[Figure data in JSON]
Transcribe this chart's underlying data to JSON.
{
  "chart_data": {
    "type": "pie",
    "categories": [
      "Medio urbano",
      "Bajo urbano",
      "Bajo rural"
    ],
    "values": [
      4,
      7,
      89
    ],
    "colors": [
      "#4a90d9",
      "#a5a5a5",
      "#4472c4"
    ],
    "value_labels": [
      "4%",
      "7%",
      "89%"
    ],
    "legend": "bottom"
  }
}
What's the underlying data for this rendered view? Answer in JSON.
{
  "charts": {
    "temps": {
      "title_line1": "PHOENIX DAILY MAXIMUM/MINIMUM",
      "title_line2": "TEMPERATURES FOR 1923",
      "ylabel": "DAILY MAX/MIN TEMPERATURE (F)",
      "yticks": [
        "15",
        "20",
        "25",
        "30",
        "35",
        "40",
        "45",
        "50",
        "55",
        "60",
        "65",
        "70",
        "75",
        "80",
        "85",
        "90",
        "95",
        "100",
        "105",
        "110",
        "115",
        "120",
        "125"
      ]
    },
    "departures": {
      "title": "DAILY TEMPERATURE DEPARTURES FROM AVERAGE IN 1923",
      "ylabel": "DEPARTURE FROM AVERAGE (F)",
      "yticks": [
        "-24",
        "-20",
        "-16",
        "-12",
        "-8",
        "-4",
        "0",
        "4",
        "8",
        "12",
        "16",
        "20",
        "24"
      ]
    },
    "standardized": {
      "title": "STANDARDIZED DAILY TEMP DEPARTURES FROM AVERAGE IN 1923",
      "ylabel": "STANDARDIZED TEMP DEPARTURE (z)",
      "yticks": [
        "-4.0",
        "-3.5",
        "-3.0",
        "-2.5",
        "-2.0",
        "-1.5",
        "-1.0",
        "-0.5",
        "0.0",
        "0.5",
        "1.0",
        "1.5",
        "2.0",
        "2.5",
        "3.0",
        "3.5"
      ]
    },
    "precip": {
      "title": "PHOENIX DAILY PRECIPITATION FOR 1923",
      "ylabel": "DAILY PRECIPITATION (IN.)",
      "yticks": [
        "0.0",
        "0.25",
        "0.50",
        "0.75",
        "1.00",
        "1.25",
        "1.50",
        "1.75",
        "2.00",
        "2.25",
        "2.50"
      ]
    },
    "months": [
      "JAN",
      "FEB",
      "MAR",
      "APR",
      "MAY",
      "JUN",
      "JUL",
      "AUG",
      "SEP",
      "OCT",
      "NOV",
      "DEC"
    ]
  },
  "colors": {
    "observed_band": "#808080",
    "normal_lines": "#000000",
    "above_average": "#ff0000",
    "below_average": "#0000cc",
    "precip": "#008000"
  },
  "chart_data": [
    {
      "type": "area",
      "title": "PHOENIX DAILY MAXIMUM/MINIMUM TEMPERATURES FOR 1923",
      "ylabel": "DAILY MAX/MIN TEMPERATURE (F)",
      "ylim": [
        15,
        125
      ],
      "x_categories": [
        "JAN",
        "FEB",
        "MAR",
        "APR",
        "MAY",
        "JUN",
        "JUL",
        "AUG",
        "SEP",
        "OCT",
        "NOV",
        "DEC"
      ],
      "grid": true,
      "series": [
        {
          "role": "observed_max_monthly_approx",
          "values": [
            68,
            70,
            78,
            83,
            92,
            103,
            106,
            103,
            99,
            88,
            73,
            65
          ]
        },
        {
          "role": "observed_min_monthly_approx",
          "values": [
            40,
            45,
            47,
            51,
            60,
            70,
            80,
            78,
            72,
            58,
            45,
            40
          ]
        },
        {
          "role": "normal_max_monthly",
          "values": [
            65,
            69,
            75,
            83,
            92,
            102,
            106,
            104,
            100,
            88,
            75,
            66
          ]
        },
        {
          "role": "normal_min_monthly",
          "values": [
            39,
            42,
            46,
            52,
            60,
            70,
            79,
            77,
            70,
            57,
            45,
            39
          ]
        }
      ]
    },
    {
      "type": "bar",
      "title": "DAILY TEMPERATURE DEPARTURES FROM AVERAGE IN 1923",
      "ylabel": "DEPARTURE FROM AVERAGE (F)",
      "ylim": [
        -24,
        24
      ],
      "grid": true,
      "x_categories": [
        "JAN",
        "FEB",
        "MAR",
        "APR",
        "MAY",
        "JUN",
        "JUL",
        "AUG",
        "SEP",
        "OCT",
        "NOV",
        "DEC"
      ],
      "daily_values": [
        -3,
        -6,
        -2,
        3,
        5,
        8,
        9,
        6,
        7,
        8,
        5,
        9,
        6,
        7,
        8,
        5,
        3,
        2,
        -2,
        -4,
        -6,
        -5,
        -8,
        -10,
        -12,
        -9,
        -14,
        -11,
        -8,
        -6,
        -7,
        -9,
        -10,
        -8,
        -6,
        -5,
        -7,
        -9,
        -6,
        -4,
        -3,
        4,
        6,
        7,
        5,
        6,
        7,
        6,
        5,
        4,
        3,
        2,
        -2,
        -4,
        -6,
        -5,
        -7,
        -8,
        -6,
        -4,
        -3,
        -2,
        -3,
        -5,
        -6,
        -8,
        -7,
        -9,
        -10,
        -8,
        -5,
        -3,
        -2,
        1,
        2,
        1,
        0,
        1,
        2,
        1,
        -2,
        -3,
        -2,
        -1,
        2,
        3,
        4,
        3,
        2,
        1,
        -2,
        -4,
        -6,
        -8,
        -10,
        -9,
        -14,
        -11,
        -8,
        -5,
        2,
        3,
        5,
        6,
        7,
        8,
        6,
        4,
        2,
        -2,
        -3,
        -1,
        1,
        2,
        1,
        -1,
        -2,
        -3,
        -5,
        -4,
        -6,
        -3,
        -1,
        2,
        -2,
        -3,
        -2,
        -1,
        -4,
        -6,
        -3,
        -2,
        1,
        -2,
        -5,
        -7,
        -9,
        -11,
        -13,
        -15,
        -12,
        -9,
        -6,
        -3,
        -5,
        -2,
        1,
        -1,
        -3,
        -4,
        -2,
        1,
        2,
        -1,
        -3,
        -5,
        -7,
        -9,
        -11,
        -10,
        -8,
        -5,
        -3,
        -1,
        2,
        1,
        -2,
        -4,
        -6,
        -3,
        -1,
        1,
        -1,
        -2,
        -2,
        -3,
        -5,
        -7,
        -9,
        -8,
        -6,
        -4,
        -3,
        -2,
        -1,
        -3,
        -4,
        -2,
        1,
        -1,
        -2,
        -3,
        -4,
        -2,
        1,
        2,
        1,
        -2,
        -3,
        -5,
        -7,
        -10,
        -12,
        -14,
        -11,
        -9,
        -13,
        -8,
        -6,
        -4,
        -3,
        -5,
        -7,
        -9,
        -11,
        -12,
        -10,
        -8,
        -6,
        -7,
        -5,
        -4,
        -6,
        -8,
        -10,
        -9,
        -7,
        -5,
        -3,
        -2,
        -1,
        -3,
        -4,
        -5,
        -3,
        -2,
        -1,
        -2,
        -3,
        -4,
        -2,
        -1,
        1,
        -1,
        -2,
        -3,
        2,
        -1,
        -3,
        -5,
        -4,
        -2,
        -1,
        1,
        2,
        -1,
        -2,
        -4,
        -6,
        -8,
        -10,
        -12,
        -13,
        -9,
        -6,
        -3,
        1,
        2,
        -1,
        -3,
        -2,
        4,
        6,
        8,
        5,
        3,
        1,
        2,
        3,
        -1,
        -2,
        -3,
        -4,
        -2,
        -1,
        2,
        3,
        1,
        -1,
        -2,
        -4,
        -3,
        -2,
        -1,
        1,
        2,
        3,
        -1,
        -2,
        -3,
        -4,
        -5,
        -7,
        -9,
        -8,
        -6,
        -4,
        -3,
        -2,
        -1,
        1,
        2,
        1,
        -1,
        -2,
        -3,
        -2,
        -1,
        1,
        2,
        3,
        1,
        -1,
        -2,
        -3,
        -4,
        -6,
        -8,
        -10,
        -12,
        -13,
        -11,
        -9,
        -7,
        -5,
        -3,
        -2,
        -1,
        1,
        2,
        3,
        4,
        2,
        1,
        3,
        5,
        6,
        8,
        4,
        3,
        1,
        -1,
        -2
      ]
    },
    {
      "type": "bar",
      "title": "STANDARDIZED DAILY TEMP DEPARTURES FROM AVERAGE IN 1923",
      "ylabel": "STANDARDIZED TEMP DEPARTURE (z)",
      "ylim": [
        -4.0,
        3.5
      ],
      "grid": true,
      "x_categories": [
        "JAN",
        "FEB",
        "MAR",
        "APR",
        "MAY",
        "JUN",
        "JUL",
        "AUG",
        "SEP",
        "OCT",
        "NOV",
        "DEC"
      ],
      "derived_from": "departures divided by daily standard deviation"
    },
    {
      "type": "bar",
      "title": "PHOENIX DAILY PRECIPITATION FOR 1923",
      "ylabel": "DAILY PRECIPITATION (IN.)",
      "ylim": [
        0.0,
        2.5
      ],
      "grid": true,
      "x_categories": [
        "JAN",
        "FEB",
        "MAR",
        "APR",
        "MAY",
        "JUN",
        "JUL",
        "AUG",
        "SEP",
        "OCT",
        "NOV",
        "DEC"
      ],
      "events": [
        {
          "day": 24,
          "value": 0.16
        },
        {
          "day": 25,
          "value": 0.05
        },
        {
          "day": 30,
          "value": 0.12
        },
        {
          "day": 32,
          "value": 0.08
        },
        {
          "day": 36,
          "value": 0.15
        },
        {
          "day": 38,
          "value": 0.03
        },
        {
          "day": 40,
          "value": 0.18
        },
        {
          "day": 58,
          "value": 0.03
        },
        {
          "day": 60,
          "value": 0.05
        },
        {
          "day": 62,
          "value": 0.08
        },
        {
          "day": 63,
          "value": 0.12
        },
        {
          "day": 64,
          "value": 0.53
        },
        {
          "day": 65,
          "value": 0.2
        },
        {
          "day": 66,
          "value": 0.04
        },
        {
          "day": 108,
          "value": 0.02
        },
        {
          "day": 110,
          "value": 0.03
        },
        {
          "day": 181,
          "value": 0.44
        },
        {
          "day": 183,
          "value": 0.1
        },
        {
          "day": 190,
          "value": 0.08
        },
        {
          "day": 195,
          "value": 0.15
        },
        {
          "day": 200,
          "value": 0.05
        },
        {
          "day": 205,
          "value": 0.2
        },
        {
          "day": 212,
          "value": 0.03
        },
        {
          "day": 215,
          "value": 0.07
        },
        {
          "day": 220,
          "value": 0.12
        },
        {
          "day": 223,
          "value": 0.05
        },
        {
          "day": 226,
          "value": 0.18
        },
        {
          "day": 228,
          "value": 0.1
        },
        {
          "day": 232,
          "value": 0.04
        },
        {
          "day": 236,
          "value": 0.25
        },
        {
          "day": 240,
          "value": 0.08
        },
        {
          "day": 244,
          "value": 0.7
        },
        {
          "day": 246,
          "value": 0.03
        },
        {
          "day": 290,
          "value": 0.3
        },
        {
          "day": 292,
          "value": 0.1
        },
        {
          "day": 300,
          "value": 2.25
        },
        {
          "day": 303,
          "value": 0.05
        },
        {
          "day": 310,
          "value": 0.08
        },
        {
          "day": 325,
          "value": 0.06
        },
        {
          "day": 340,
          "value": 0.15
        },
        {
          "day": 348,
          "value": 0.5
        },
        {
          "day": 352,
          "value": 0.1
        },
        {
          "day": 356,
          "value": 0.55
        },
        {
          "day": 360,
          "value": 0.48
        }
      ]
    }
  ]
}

• Written problem: Each line of the material above either contains the word "MINIMUM" or does not; state how many do, and nothing else.

• Exercise result: 2